» Data provided:

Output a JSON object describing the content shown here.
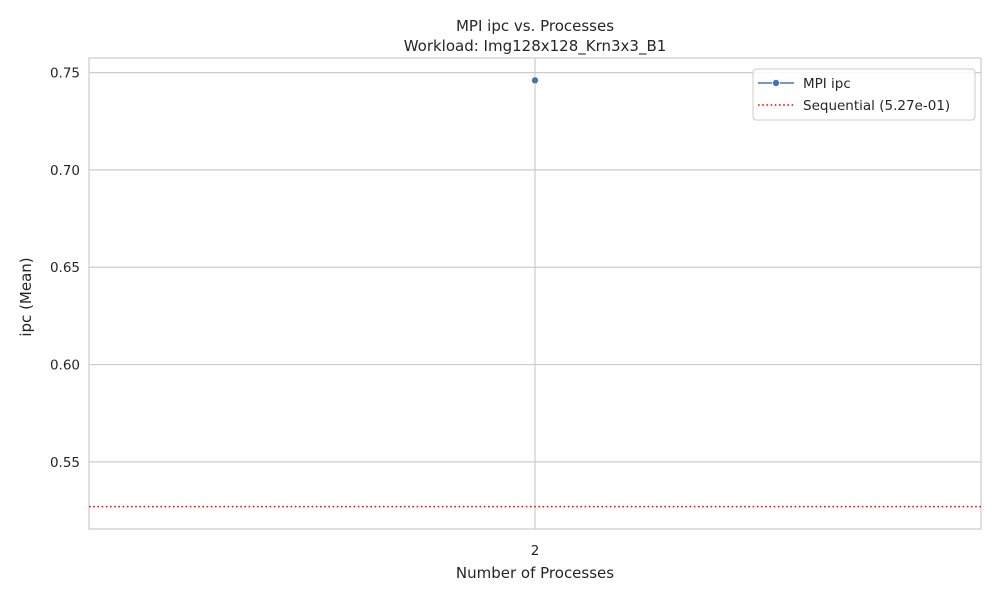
{
  "chart_data": {
    "type": "line",
    "title": "MPI ipc vs. Processes",
    "subtitle": "Workload: Img128x128_Krn3x3_B1",
    "xlabel": "Number of Processes",
    "ylabel": "ipc (Mean)",
    "x_categories": [
      "2"
    ],
    "ylim": [
      0.5155,
      0.7575
    ],
    "y_ticks": [
      0.55,
      0.6,
      0.65,
      0.7,
      0.75
    ],
    "y_tick_labels": [
      "0.55",
      "0.60",
      "0.65",
      "0.70",
      "0.75"
    ],
    "grid": true,
    "legend_position": "top-right",
    "series": [
      {
        "name": "MPI ipc",
        "x": [
          "2"
        ],
        "values": [
          0.746
        ],
        "color": "#4c72b0",
        "marker": "circle"
      }
    ],
    "reference_lines": [
      {
        "name": "Sequential (5.27e-01)",
        "value": 0.527,
        "color": "#ff0000",
        "style": "dotted"
      }
    ]
  }
}
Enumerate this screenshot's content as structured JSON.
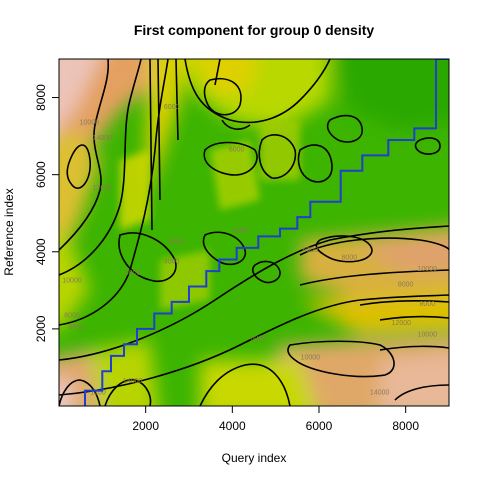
{
  "chart_data": {
    "type": "heatmap",
    "title": "First component for group 0  density",
    "xlabel": "Query index",
    "ylabel": "Reference index",
    "xlim": [
      0,
      9000
    ],
    "ylim": [
      0,
      9000
    ],
    "x_ticks": [
      2000,
      4000,
      6000,
      8000
    ],
    "y_ticks": [
      2000,
      4000,
      6000,
      8000
    ],
    "x_tick_labels": [
      "2000",
      "4000",
      "6000",
      "8000"
    ],
    "y_tick_labels": [
      "2000",
      "4000",
      "6000",
      "8000"
    ],
    "colorscale": [
      "#19a800",
      "#6cc400",
      "#d6e000",
      "#e0b040",
      "#e0a070",
      "#ecc8c0"
    ],
    "contour_labels": [
      {
        "text": "10000",
        "x": 700,
        "y": 7300
      },
      {
        "text": "14000",
        "x": 1000,
        "y": 6900
      },
      {
        "text": "12000",
        "x": 1000,
        "y": 5600
      },
      {
        "text": "10000",
        "x": 300,
        "y": 3200
      },
      {
        "text": "8000",
        "x": 300,
        "y": 2300
      },
      {
        "text": "6000",
        "x": 1700,
        "y": 3400
      },
      {
        "text": "4000",
        "x": 2600,
        "y": 3700
      },
      {
        "text": "6000",
        "x": 2600,
        "y": 7700
      },
      {
        "text": "4000",
        "x": 2700,
        "y": 4200
      },
      {
        "text": "4000",
        "x": 4200,
        "y": 4500
      },
      {
        "text": "6000",
        "x": 4100,
        "y": 6600
      },
      {
        "text": "6000",
        "x": 5800,
        "y": 4000
      },
      {
        "text": "8000",
        "x": 6700,
        "y": 3800
      },
      {
        "text": "10000",
        "x": 8500,
        "y": 3500
      },
      {
        "text": "8000",
        "x": 8000,
        "y": 3100
      },
      {
        "text": "8000",
        "x": 8500,
        "y": 2600
      },
      {
        "text": "12000",
        "x": 7900,
        "y": 2100
      },
      {
        "text": "10000",
        "x": 8500,
        "y": 1800
      },
      {
        "text": "6000",
        "x": 4600,
        "y": 1700
      },
      {
        "text": "10000",
        "x": 5800,
        "y": 1200
      },
      {
        "text": "14000",
        "x": 7400,
        "y": 300
      },
      {
        "text": "14000",
        "x": 1700,
        "y": 600
      },
      {
        "text": "8000",
        "x": 400,
        "y": 2000
      },
      {
        "text": "1200",
        "x": 900,
        "y": 300
      }
    ],
    "warping_path": {
      "name": "",
      "color": "#1f3fd0",
      "x": [
        600,
        600,
        1000,
        1000,
        1200,
        1200,
        1500,
        1500,
        1800,
        1800,
        2200,
        2200,
        2600,
        2600,
        3000,
        3000,
        3400,
        3400,
        3700,
        3700,
        4100,
        4100,
        4600,
        4600,
        5100,
        5100,
        5500,
        5500,
        5800,
        5800,
        6500,
        6500,
        7000,
        7000,
        7600,
        7600,
        8200,
        8200,
        8700,
        8700,
        9000
      ],
      "y": [
        0,
        400,
        400,
        900,
        900,
        1300,
        1300,
        1600,
        1600,
        2000,
        2000,
        2400,
        2400,
        2700,
        2700,
        3100,
        3100,
        3500,
        3500,
        3800,
        3800,
        4100,
        4100,
        4400,
        4400,
        4600,
        4600,
        4900,
        4900,
        5300,
        5300,
        6100,
        6100,
        6500,
        6500,
        6900,
        6900,
        7200,
        7200,
        9000,
        9000
      ]
    }
  }
}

» Task brief:
Check each line above for "content" and return the ones that have it.

» Task answer:
Output a JSON object describing the content shown here.
Enumerate this screenshot's content as structured JSON.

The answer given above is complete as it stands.